[[ TEXT BLOCK, beginning ]]
AN: How does the new approach recently announced by CMS differ from the initial approach? Do you think it will improve patient access?

JH: They made an announcement in April that they were going to increase the amount that they pay for the therapy [when it is] delivered in an inpatient setting from 50% to 65%. It’s a welcome step and signal that Medicare understands that the cost of providing this treatment is a barrier to access.

This will help [improve patient access], but it still focuses on the cost of the drug and not the overall cost of the treatment. We have to do something about getting these costs, both of the drug product and also have the hospital treatment, down.

I think we need to look at the development of companion diagnostics to better understand which patients are likely to require significant additional hospital care after the administration of the drug. At the moment there are not a lot of good indicators for which patients are going to suffer significant side effects. Better understanding this would mean payers can better stratify those patient groups.
[[ TEXT BLOCK, end ]]
[[ EXTRACTED DATA, beginning ]]
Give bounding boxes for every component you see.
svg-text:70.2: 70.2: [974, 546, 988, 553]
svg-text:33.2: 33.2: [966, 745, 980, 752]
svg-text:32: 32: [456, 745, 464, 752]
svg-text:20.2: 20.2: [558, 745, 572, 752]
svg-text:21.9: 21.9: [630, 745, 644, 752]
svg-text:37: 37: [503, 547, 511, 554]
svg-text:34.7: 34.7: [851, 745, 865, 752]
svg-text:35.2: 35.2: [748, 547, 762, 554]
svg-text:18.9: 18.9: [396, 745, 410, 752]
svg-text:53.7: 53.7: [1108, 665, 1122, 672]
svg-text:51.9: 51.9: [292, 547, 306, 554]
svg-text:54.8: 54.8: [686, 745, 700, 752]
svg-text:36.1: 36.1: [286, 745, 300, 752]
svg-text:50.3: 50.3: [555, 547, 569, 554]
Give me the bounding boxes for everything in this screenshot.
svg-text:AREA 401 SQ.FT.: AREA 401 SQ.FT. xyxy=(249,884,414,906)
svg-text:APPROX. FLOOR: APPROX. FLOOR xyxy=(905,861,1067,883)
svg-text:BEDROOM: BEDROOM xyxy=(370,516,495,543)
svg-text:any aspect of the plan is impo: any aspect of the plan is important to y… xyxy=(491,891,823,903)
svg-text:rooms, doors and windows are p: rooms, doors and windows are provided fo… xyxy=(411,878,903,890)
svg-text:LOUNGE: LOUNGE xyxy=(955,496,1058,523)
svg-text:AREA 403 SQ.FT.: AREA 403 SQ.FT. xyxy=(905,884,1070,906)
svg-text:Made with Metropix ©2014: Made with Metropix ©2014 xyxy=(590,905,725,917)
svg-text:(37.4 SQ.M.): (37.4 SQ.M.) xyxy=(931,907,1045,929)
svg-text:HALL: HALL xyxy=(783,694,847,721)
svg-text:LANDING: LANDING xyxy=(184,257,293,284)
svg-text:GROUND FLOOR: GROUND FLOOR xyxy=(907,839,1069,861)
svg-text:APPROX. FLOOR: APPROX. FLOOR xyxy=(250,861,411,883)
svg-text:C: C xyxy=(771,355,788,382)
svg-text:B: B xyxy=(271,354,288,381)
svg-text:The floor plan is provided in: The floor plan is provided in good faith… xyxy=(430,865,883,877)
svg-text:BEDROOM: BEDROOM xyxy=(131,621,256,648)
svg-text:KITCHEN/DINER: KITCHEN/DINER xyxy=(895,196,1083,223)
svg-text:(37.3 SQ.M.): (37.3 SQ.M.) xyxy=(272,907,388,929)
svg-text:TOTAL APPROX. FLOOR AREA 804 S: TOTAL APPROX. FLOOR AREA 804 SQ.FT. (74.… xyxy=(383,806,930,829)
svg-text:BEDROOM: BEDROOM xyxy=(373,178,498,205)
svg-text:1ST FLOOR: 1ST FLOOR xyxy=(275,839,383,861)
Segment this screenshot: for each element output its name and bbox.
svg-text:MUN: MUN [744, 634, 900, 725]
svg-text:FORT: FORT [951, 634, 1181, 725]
[[ EXTRACTED DATA, end ]]
→ **TASKS TO COMPLETE**
1. Based on the interview about the CMS payment change, decide whether each statement agrees with it. Answer yes or no and quote the deciding words. (a) CMS announced in April that it would raise its payment for the therapy in an inpatient setting from 50% to 65%. (b) The new approach addresses the overall cost of treatment rather than only the cost of the drug. (c) There are currently many good indicators of which patients will suffer significant side effects.
2. Translate this sentence from the interview about the CMS payment change into Spanish: "It’s a welcome step and signal that Medicare understands that the cost of providing this treatment is a barrier to access."

→ **REPLIES**
1.
(a) Yes: "They made an announcement in April that they were going to increase the amount that they pay for the therapy [when it is] delivered in an inpatient setting from 50% to 65%."
(b) No: "it still focuses on the cost of the drug and not the overall cost of the treatment."
(c) No: "At the moment there are not a lot of good indicators for which patients are going to suffer significant side effects."

2. Es un paso bienvenido y una señal de que Medicare entiende que el costo de proporcionar este tratamiento es una barrera para el acceso.